-- EXERCISE AIM --
Restate the full set of records exactly, word for word.

-- INPUT RECORDS --
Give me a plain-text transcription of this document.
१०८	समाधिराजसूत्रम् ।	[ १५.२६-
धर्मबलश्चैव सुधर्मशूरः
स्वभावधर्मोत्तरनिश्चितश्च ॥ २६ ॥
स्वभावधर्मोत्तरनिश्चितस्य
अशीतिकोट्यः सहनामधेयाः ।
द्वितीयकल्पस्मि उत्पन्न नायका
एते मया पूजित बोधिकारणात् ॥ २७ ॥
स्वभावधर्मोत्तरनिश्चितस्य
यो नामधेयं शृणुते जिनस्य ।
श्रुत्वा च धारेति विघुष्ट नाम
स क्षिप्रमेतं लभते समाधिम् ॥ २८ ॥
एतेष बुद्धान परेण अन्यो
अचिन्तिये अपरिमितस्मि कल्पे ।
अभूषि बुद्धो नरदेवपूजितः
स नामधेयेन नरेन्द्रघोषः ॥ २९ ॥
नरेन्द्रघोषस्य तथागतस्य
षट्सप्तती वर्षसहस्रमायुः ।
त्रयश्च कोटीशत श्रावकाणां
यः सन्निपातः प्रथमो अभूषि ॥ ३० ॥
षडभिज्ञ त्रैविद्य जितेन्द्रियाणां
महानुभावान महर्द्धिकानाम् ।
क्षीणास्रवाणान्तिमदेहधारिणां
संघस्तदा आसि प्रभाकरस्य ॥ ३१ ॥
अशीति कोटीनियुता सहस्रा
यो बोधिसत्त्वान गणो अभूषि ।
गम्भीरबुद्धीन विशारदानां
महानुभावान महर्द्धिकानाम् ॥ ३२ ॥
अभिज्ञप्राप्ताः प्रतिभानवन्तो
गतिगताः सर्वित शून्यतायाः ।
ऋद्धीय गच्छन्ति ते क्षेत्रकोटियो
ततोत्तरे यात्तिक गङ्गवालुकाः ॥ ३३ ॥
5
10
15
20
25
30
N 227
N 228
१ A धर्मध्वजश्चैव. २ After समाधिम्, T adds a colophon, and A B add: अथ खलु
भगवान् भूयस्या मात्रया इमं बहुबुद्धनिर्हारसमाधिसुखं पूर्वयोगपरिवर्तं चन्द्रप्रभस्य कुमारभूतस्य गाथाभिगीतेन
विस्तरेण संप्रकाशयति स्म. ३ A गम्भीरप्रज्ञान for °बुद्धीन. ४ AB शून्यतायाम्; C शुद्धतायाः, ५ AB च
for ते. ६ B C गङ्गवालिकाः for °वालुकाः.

-- CORRECT ANSWER --
Give me a plain-text transcription of this document.
१०८	समाधिराजसूत्रम् ।	[ १५.२६-
धर्मबलश्चैव सुधर्मशूरः
स्वभावधर्मोत्तरनिश्चितश्च ॥ २६ ॥
स्वभावधर्मोत्तरनिश्चितस्य
अशीतिकोट्यः सहनामधेयाः ।
द्वितीयकल्पस्मि उत्पन्न नायका
एते मया पूजित बोधिकारणात् ॥ २७ ॥
स्वभावधर्मोत्तरनिश्चितस्य
यो नामधेयं शृणुते जिनस्य ।
श्रुत्वा च धारेति विघुष्ट नाम
स क्षिप्रमेतं लभते समाधिम् ॥ २८ ॥
एतेष बुद्धान परेण अन्यो
अचिन्तिये अपरिमितस्मि कल्पे ।
अभूषि बुद्धो नरदेवपूजितः
स नामधेयेन नरेन्द्रघोषः ॥ २९ ॥
नरेन्द्रघोषस्य तथागतस्य
षट्सप्तती वर्षसहस्रमायुः ।
त्रयश्च कोटीशत श्रावकाणां
यः सन्निपातः प्रथमो अभूषि ॥ ३० ॥
षडभिज्ञ त्रैविद्य जितेन्द्रियाणां
महानुभावान महर्द्धिकानाम् ।
क्षीणास्रवाणान्तिमदेहधारिणां
संघस्तदा आसि प्रभाकरस्य ॥ ३१ ॥
अशीति कोटीनियुता सहस्रा
यो बोधिसत्त्वान गणो अभूषि ।
गम्भीरबुद्धीन विशारदानां
महानुभावान महर्द्धिकानाम् ॥ ३२ ॥
अभिज्ञप्राप्ताः प्रतिभानवन्तो
गतिगताः सर्वित शून्यतायाः ।
ऋद्धीय गच्छन्ति ते क्षेत्रकोटियो
ततोत्तरे यात्तिक गङ्गवालुकाः ॥ ३३ ॥
5
10
15
20
25
30
N 227
N 228
१ A धर्मध्वजश्चैव. २ After समाधिम्, T adds a colophon, and A B add: अथ खलु
भगवान् भूयस्या मात्रया इमं बहुबुद्धनिर्हारसमाधिसुखं पूर्वयोगपरिवर्तं चन्द्रप्रभस्य कुमारभूतस्य गाथाभिगीतेन
विस्तरेण संप्रकाशयति स्म. ३ A गम्भीरप्रज्ञान for °बुद्धीन. ४ AB शून्यतायाम्; C शुद्धतायाः, ५ AB च
for ते. ६ B C गङ्गवालिकाः for °वालुकाः.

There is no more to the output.